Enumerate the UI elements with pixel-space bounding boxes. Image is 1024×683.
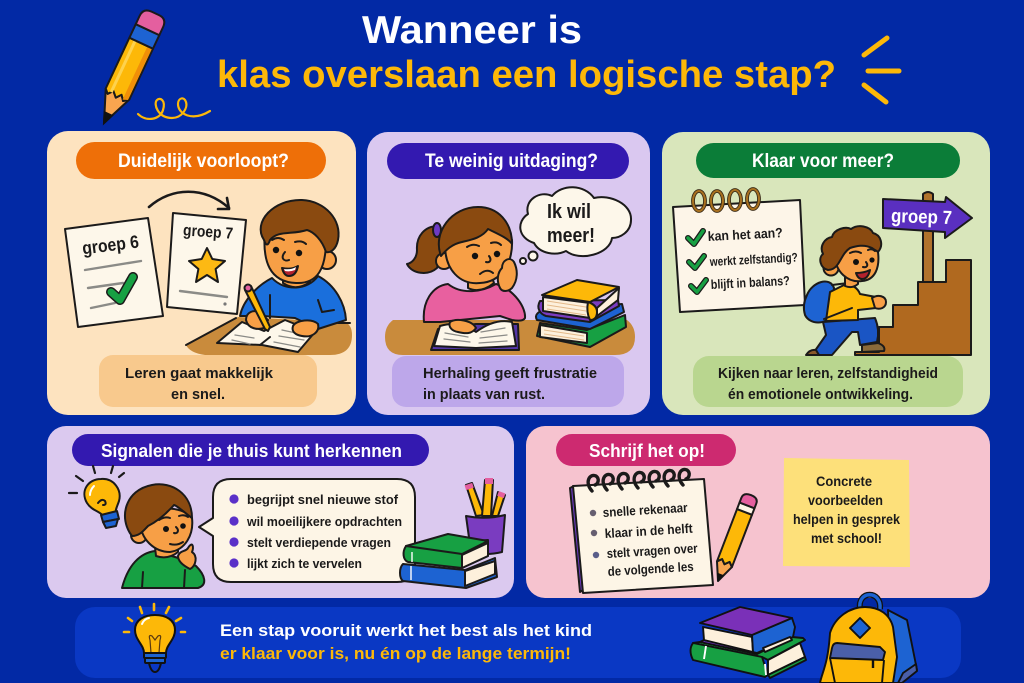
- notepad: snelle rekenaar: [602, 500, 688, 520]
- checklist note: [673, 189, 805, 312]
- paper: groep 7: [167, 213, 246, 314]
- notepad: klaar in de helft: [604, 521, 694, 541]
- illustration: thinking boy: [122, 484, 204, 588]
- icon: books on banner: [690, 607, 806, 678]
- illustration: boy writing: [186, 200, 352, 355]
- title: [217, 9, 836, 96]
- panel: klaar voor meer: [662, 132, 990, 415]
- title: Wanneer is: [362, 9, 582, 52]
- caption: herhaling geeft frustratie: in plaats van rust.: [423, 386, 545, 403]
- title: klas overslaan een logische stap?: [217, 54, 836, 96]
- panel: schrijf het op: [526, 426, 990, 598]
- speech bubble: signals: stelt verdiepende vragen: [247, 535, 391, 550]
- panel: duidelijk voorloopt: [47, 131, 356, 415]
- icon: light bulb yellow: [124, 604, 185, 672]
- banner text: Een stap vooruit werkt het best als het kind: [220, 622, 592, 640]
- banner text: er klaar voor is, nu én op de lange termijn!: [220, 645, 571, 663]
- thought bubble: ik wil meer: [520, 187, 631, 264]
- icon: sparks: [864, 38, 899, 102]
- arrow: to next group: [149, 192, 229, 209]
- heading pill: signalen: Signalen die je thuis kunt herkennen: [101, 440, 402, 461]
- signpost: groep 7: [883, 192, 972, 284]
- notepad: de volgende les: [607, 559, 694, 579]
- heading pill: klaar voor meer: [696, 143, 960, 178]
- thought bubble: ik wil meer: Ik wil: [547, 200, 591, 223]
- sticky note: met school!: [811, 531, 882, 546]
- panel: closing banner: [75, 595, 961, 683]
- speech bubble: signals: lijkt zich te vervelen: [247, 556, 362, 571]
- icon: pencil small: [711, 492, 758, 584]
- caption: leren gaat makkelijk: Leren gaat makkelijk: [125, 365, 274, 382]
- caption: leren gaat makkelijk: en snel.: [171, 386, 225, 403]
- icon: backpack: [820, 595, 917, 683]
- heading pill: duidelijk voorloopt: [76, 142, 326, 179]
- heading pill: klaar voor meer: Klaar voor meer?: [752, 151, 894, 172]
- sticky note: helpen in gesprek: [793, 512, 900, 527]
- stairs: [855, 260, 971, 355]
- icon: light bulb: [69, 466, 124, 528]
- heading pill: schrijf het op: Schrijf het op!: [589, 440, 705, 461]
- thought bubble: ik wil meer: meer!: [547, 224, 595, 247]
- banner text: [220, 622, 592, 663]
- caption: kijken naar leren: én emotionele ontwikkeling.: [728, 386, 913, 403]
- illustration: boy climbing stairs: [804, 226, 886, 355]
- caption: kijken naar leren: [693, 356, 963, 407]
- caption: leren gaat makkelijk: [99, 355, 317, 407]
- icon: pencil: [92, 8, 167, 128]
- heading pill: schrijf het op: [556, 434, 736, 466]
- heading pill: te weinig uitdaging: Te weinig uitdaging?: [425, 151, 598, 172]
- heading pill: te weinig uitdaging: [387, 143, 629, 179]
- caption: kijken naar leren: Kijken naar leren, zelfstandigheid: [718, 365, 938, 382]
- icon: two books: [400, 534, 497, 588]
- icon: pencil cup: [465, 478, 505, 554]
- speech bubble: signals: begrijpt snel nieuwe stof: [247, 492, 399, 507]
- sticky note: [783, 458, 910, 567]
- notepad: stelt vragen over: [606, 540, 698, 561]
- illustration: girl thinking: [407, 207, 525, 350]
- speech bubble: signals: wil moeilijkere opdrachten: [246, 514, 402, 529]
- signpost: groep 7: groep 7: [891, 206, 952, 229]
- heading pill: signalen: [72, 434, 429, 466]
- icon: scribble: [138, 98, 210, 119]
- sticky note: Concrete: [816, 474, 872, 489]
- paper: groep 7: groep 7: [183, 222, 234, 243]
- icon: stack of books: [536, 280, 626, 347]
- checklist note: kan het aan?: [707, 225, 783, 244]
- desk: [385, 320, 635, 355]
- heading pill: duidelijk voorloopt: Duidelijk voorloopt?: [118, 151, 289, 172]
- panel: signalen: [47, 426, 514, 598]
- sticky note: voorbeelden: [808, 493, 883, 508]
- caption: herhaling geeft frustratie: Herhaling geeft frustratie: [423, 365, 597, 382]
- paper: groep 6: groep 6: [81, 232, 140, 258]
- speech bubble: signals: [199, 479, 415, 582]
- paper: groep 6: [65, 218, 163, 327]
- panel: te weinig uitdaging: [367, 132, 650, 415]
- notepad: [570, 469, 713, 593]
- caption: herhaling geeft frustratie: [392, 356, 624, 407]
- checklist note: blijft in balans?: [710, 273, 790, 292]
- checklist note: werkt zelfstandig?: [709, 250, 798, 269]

####################

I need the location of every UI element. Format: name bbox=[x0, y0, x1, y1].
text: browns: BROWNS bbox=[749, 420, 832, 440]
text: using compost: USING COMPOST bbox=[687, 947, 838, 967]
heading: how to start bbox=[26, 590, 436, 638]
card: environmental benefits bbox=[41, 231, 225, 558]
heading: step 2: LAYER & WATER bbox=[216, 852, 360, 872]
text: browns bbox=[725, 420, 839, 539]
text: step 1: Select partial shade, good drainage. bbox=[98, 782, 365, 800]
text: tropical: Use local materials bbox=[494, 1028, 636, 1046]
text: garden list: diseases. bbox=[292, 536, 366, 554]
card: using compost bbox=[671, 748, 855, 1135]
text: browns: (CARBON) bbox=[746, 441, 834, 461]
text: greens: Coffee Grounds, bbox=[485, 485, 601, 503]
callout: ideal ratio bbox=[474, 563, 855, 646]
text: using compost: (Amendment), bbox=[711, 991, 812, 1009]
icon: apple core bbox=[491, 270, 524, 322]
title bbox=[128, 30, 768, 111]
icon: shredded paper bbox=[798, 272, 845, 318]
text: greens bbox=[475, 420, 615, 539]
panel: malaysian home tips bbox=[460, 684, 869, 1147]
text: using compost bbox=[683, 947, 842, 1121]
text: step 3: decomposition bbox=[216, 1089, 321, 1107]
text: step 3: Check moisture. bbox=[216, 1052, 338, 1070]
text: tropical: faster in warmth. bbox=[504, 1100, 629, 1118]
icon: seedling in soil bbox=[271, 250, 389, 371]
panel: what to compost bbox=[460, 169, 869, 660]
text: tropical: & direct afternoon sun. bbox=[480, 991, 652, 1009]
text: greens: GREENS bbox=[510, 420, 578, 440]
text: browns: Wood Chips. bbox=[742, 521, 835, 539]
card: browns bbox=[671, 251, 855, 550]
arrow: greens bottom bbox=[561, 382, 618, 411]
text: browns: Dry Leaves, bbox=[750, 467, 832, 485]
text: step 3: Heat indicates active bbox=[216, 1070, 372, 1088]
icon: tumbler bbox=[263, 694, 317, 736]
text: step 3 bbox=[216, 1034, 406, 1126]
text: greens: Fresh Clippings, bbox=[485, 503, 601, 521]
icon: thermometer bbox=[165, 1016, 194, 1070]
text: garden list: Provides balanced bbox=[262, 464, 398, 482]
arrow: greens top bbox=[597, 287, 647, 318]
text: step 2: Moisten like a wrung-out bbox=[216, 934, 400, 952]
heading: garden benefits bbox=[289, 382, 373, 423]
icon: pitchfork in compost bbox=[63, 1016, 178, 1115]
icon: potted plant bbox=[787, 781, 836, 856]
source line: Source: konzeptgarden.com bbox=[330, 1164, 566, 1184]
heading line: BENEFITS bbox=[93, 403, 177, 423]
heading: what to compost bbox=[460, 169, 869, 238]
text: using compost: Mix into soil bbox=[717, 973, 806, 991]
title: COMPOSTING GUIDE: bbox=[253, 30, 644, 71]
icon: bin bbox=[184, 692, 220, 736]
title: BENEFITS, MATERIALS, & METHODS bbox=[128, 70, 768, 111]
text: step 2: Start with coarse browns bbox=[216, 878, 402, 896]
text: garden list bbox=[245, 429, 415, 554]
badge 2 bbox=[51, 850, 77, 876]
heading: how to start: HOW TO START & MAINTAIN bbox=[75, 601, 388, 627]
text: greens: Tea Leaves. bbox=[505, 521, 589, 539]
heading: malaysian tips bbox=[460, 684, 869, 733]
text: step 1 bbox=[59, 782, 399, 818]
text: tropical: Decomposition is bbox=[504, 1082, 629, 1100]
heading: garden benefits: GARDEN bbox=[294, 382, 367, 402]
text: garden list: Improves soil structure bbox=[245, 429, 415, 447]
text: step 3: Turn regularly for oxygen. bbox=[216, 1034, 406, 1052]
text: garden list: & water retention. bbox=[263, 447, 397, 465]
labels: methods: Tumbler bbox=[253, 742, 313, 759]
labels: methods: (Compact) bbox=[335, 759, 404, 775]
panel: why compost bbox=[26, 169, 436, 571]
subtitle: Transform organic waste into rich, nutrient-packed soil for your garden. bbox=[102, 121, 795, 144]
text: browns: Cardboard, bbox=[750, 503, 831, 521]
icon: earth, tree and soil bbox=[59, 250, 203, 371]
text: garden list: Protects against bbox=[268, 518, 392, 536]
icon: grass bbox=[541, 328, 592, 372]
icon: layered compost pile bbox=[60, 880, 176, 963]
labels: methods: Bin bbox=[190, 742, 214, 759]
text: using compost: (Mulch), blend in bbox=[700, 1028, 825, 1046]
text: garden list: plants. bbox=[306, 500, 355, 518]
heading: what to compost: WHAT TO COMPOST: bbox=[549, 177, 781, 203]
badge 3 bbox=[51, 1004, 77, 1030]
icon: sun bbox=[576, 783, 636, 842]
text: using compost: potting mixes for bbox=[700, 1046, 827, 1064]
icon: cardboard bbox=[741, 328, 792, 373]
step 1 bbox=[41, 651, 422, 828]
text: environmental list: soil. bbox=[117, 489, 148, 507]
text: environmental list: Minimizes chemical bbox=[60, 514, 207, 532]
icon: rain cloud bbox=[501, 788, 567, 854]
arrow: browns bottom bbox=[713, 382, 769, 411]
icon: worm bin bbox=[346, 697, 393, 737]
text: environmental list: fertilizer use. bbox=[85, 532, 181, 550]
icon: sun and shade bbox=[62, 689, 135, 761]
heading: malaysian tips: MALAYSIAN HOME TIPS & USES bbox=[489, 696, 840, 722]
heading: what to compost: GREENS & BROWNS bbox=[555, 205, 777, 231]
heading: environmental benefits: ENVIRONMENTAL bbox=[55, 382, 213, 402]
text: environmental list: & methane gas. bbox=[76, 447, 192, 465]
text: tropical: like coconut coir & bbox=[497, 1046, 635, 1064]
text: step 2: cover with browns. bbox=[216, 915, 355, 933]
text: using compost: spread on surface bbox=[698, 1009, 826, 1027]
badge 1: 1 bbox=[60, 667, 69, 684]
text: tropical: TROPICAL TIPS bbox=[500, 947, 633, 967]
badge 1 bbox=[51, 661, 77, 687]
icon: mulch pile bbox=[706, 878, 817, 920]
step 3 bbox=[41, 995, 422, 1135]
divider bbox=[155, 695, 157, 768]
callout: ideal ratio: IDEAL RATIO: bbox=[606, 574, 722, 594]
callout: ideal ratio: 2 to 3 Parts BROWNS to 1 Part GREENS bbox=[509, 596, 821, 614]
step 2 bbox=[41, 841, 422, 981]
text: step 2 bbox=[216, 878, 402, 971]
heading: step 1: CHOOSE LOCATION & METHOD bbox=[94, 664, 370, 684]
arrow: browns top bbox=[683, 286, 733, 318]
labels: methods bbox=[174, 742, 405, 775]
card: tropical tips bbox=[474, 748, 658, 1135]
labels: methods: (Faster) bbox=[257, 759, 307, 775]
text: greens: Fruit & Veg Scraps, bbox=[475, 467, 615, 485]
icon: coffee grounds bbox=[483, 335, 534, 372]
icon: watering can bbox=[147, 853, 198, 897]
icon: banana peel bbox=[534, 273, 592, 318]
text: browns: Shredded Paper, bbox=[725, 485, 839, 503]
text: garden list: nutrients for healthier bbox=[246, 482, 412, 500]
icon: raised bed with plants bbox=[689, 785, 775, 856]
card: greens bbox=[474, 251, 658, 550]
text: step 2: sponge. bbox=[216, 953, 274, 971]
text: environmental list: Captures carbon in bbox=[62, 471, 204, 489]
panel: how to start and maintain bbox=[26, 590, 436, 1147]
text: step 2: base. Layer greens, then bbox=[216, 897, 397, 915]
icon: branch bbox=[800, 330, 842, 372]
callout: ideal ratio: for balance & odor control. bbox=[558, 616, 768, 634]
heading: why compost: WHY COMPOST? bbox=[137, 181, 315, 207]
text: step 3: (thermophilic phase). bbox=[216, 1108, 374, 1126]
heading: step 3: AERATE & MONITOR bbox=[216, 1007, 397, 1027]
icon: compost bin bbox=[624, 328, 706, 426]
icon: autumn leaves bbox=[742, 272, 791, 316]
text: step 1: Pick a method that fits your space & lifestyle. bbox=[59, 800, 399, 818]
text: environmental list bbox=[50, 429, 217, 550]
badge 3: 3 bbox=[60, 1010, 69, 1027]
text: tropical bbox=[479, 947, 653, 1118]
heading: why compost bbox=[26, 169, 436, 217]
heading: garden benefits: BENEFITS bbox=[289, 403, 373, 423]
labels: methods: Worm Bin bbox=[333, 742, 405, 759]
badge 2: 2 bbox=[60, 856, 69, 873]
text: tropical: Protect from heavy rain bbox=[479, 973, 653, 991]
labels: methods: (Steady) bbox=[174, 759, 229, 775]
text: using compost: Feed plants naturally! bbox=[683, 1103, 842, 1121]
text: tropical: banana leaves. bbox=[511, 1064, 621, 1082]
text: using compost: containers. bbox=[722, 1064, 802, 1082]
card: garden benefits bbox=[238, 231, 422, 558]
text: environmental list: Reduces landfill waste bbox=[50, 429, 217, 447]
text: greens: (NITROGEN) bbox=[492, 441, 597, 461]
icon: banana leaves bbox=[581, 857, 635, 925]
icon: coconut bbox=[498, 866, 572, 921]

####################

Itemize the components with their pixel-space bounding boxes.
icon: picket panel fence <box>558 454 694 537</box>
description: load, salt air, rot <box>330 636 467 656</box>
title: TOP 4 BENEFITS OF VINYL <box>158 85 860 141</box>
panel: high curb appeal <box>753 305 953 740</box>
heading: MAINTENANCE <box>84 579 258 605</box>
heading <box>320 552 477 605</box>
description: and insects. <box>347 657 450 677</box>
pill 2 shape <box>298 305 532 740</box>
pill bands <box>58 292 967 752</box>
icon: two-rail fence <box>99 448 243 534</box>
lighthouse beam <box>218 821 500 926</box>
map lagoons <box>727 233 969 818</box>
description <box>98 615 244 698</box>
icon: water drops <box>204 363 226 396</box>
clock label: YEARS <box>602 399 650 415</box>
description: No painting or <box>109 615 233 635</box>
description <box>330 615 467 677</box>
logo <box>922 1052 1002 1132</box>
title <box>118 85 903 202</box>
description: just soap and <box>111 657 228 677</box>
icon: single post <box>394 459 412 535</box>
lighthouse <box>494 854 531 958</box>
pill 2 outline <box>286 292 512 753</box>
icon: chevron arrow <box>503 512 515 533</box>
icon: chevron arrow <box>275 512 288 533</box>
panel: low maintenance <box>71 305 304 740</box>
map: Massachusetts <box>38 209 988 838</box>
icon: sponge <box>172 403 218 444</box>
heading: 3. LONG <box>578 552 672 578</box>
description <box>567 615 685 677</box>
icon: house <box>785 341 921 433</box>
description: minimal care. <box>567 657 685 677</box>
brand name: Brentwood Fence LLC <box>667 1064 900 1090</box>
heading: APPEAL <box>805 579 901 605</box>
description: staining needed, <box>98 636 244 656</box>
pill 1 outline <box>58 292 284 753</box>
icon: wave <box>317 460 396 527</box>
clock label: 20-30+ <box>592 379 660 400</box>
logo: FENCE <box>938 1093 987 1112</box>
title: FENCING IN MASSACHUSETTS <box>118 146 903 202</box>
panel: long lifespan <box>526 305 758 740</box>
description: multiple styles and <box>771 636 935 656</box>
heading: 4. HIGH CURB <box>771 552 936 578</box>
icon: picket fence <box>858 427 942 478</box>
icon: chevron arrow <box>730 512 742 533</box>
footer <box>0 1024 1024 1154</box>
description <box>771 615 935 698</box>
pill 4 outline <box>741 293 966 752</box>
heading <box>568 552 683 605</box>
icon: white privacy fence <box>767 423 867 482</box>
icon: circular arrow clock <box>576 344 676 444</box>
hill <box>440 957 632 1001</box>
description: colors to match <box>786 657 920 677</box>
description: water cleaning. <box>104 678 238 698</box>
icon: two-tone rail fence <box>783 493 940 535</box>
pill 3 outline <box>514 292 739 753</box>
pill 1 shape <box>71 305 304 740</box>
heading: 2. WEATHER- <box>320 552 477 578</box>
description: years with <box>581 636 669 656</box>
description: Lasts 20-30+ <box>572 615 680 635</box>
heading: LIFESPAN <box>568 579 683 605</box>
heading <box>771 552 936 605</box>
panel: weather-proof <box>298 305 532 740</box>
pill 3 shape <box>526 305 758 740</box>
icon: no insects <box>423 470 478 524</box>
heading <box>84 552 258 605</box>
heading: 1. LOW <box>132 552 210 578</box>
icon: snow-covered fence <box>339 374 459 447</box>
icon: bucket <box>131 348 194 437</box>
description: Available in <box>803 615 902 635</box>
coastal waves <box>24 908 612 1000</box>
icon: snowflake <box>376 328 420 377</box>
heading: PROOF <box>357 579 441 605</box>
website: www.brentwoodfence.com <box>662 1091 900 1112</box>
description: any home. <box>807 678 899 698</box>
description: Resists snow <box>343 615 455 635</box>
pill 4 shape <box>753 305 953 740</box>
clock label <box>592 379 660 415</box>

####################

TASK GOAL: Render the listing lines between the line containing "Itemize the components" and the line containing "heading: MAINTENANCE <box>84", inclusive, as a Markdown table with the columns Row and Line. Number the rows and leave out any blank lines.

OUTPUT FOR THIS TASK:
| Row | Line |
|---|---|
| 1 | Itemize the components with their pixel-space bounding boxes. |
| 2 | icon: picket panel fence <box>558 454 694 537</box> |
| 3 | description: load, salt air, rot <box>330 636 467 656</box> |
| 4 | title: TOP 4 BENEFITS OF VINYL <box>158 85 860 141</box> |
| 5 | panel: high curb appeal <box>753 305 953 740</box> |
| 6 | heading: MAINTENANCE <box>84 579 258 605</box> |